PROBLEM –
Beneath this task is a listing; retype all of it exactly.

DATASET CONTENT –
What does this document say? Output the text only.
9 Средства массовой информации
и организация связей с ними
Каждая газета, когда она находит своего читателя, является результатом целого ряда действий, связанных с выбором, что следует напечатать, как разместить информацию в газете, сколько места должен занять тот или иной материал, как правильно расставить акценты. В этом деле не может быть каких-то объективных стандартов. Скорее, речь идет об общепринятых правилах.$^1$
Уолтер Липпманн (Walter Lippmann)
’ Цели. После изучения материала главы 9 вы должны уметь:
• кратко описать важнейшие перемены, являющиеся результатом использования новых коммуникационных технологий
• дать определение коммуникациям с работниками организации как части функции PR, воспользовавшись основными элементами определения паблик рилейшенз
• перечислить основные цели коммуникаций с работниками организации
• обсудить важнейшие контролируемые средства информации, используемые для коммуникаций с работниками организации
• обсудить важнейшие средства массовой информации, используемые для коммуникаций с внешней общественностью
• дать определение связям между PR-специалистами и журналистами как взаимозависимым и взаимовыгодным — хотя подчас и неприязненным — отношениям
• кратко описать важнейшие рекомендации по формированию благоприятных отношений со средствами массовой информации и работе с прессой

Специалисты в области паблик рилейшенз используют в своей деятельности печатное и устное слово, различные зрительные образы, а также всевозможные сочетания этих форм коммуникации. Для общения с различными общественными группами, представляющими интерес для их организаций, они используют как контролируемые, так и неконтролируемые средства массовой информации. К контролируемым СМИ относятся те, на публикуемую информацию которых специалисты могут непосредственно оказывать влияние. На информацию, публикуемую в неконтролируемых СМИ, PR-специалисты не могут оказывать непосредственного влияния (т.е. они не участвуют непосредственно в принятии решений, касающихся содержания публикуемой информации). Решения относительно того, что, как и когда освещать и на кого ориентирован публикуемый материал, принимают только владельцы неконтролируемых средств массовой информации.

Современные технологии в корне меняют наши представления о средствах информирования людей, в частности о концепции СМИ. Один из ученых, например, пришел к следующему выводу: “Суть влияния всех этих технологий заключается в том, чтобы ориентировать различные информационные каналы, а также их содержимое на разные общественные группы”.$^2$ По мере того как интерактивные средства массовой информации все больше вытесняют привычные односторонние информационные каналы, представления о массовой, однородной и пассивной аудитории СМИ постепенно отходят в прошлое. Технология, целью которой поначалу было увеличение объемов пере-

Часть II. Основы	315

EXPECTED ANSWER –
What does this document say? Output the text only.
9 Средства массовой информации
и организация связей с ними
Каждая газета, когда она находит своего читателя, является результатом целого ряда действий, связанных с выбором, что следует напечатать, как разместить информацию в газете, сколько места должен занять тот или иной материал, как правильно расставить акценты. В этом деле не может быть каких-то объективных стандартов. Скорее, речь идет об общепринятых правилах.$^1$
Уолтер Липпманн (Walter Lippmann)
’ Цели. После изучения материала главы 9 вы должны уметь:
• кратко описать важнейшие перемены, являющиеся результатом использования новых коммуникационных технологий
• дать определение коммуникациям с работниками организации как части функции PR, воспользовавшись основными элементами определения паблик рилейшенз
• перечислить основные цели коммуникаций с работниками организации
• обсудить важнейшие контролируемые средства информации, используемые для коммуникаций с работниками организации
• обсудить важнейшие средства массовой информации, используемые для коммуникаций с внешней общественностью
• дать определение связям между PR-специалистами и журналистами как взаимозависимым и взаимовыгодным — хотя подчас и неприязненным — отношениям
• кратко описать важнейшие рекомендации по формированию благоприятных отношений со средствами массовой информации и работе с прессой

Специалисты в области паблик рилейшенз используют в своей деятельности печатное и устное слово, различные зрительные образы, а также всевозможные сочетания этих форм коммуникации. Для общения с различными общественными группами, представляющими интерес для их организаций, они используют как контролируемые, так и неконтролируемые средства массовой информации. К контролируемым СМИ относятся те, на публикуемую информацию которых специалисты могут непосредственно оказывать влияние. На информацию, публикуемую в неконтролируемых СМИ, PR-специалисты не могут оказывать непосредственного влияния (т.е. они не участвуют непосредственно в принятии решений, касающихся содержания публикуемой информации). Решения относительно того, что, как и когда освещать и на кого ориентирован публикуемый материал, принимают только владельцы неконтролируемых средств массовой информации.

Современные технологии в корне меняют наши представления о средствах информирования людей, в частности о концепции СМИ. Один из ученых, например, пришел к следующему выводу: “Суть влияния всех этих технологий заключается в том, чтобы ориентировать различные информационные каналы, а также их содержимое на разные общественные группы”.$^2$ По мере того как интерактивные средства массовой информации все больше вытесняют привычные односторонние информационные каналы, представления о массовой, однородной и пассивной аудитории СМИ постепенно отходят в прошлое. Технология, целью которой поначалу было увеличение объемов пере-

Часть II. Основы	315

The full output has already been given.